### [Your objective]
Your task is to output the listing word for word, with pictures excluded.

### [Data to use]
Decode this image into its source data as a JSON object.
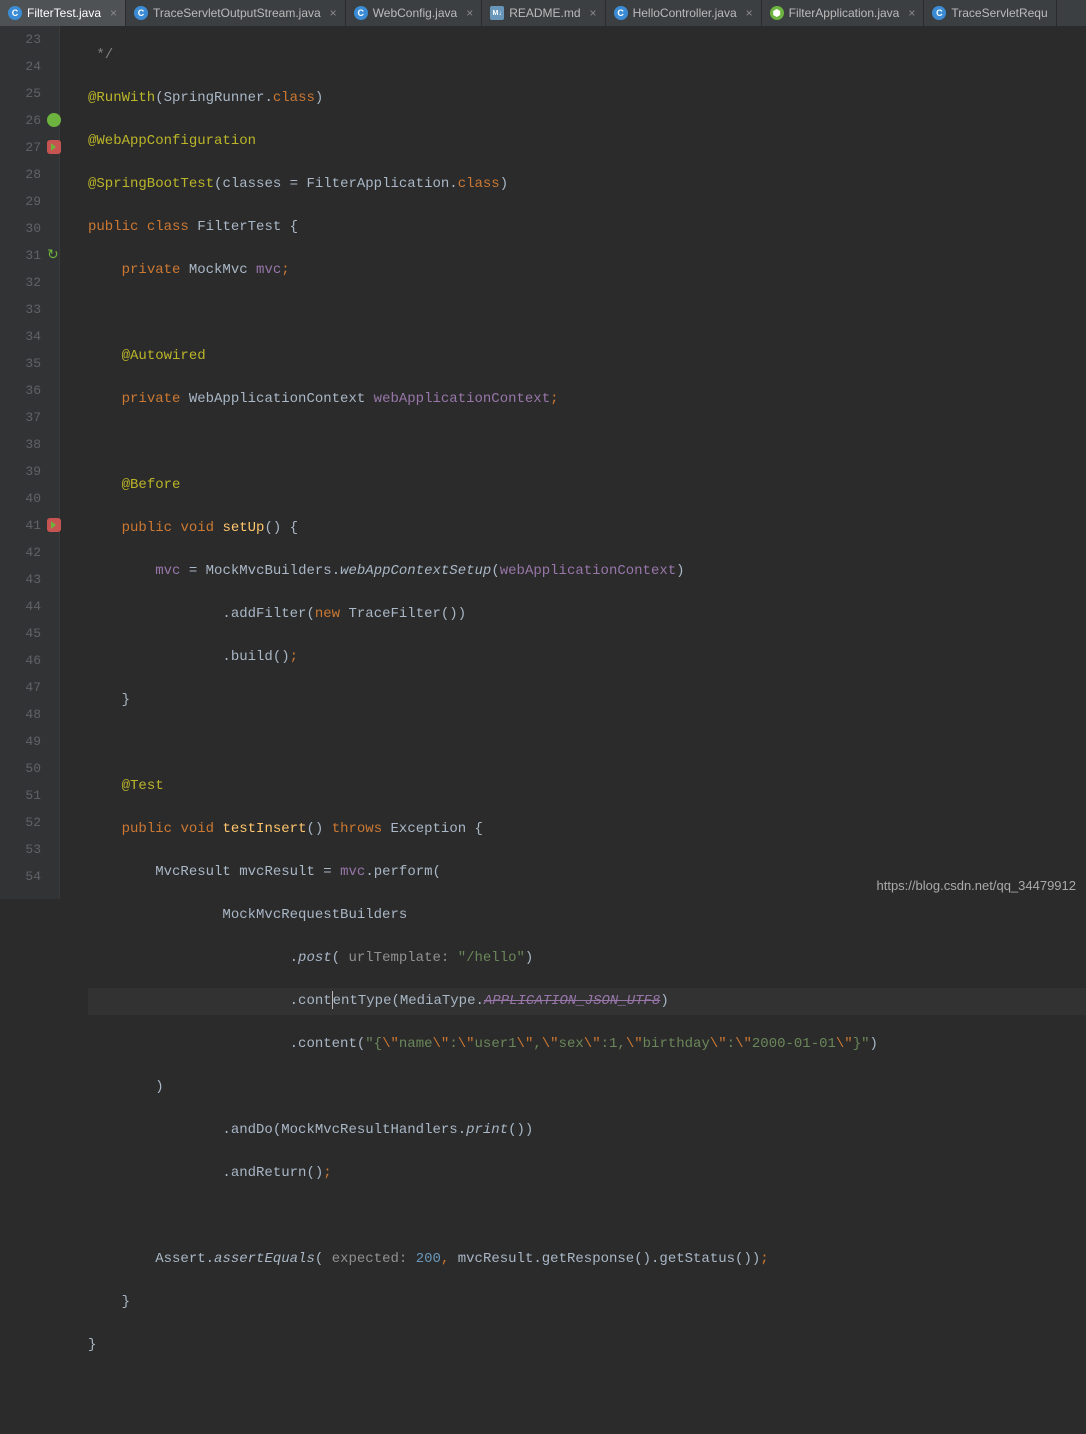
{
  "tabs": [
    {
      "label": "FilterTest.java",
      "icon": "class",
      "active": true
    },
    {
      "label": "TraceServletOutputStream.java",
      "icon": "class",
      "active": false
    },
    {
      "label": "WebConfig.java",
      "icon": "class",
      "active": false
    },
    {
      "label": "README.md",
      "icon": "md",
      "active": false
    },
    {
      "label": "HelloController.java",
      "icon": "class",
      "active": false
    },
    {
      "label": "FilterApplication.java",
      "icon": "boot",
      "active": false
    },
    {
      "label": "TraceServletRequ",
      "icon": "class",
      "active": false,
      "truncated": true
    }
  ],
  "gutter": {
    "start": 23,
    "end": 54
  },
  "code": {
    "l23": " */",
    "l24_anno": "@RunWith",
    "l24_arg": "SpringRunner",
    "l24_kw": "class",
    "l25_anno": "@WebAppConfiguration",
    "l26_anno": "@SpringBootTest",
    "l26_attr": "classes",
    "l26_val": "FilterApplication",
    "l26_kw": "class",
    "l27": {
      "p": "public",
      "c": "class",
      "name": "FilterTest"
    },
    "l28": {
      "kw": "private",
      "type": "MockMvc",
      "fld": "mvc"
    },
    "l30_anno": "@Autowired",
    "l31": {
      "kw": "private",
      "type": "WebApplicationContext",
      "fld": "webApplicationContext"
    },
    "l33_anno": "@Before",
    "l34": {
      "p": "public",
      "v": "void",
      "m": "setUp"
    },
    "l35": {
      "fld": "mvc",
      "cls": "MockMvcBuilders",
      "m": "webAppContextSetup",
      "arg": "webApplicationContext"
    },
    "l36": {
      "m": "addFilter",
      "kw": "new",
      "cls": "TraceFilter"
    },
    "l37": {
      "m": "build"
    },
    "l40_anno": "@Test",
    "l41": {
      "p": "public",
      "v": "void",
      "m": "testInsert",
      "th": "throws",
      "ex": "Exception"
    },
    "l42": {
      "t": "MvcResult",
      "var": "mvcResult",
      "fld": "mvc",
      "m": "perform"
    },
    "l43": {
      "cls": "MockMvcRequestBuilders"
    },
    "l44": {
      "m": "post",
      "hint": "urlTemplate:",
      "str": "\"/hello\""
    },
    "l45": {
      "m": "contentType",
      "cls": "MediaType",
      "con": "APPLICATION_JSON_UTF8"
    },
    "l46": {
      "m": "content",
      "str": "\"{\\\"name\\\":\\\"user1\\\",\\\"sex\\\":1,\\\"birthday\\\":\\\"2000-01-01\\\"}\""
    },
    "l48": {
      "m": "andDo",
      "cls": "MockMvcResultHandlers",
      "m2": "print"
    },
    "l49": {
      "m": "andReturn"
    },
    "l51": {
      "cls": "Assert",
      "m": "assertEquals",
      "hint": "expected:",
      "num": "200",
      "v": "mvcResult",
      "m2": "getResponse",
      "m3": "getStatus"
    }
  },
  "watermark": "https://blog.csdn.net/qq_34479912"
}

### [Answer for the task]
Decode this image into its source data as a JSON object.
{
  "tabs": [
    {
      "label": "FilterTest.java",
      "icon": "class",
      "active": true
    },
    {
      "label": "TraceServletOutputStream.java",
      "icon": "class",
      "active": false
    },
    {
      "label": "WebConfig.java",
      "icon": "class",
      "active": false
    },
    {
      "label": "README.md",
      "icon": "md",
      "active": false
    },
    {
      "label": "HelloController.java",
      "icon": "class",
      "active": false
    },
    {
      "label": "FilterApplication.java",
      "icon": "boot",
      "active": false
    },
    {
      "label": "TraceServletRequ",
      "icon": "class",
      "active": false,
      "truncated": true
    }
  ],
  "gutter": {
    "start": 23,
    "end": 54
  },
  "code": {
    "l23": " */",
    "l24_anno": "@RunWith",
    "l24_arg": "SpringRunner",
    "l24_kw": "class",
    "l25_anno": "@WebAppConfiguration",
    "l26_anno": "@SpringBootTest",
    "l26_attr": "classes",
    "l26_val": "FilterApplication",
    "l26_kw": "class",
    "l27": {
      "p": "public",
      "c": "class",
      "name": "FilterTest"
    },
    "l28": {
      "kw": "private",
      "type": "MockMvc",
      "fld": "mvc"
    },
    "l30_anno": "@Autowired",
    "l31": {
      "kw": "private",
      "type": "WebApplicationContext",
      "fld": "webApplicationContext"
    },
    "l33_anno": "@Before",
    "l34": {
      "p": "public",
      "v": "void",
      "m": "setUp"
    },
    "l35": {
      "fld": "mvc",
      "cls": "MockMvcBuilders",
      "m": "webAppContextSetup",
      "arg": "webApplicationContext"
    },
    "l36": {
      "m": "addFilter",
      "kw": "new",
      "cls": "TraceFilter"
    },
    "l37": {
      "m": "build"
    },
    "l40_anno": "@Test",
    "l41": {
      "p": "public",
      "v": "void",
      "m": "testInsert",
      "th": "throws",
      "ex": "Exception"
    },
    "l42": {
      "t": "MvcResult",
      "var": "mvcResult",
      "fld": "mvc",
      "m": "perform"
    },
    "l43": {
      "cls": "MockMvcRequestBuilders"
    },
    "l44": {
      "m": "post",
      "hint": "urlTemplate:",
      "str": "\"/hello\""
    },
    "l45": {
      "m": "contentType",
      "cls": "MediaType",
      "con": "APPLICATION_JSON_UTF8"
    },
    "l46": {
      "m": "content",
      "str": "\"{\\\"name\\\":\\\"user1\\\",\\\"sex\\\":1,\\\"birthday\\\":\\\"2000-01-01\\\"}\""
    },
    "l48": {
      "m": "andDo",
      "cls": "MockMvcResultHandlers",
      "m2": "print"
    },
    "l49": {
      "m": "andReturn"
    },
    "l51": {
      "cls": "Assert",
      "m": "assertEquals",
      "hint": "expected:",
      "num": "200",
      "v": "mvcResult",
      "m2": "getResponse",
      "m3": "getStatus"
    }
  },
  "watermark": "https://blog.csdn.net/qq_34479912"
}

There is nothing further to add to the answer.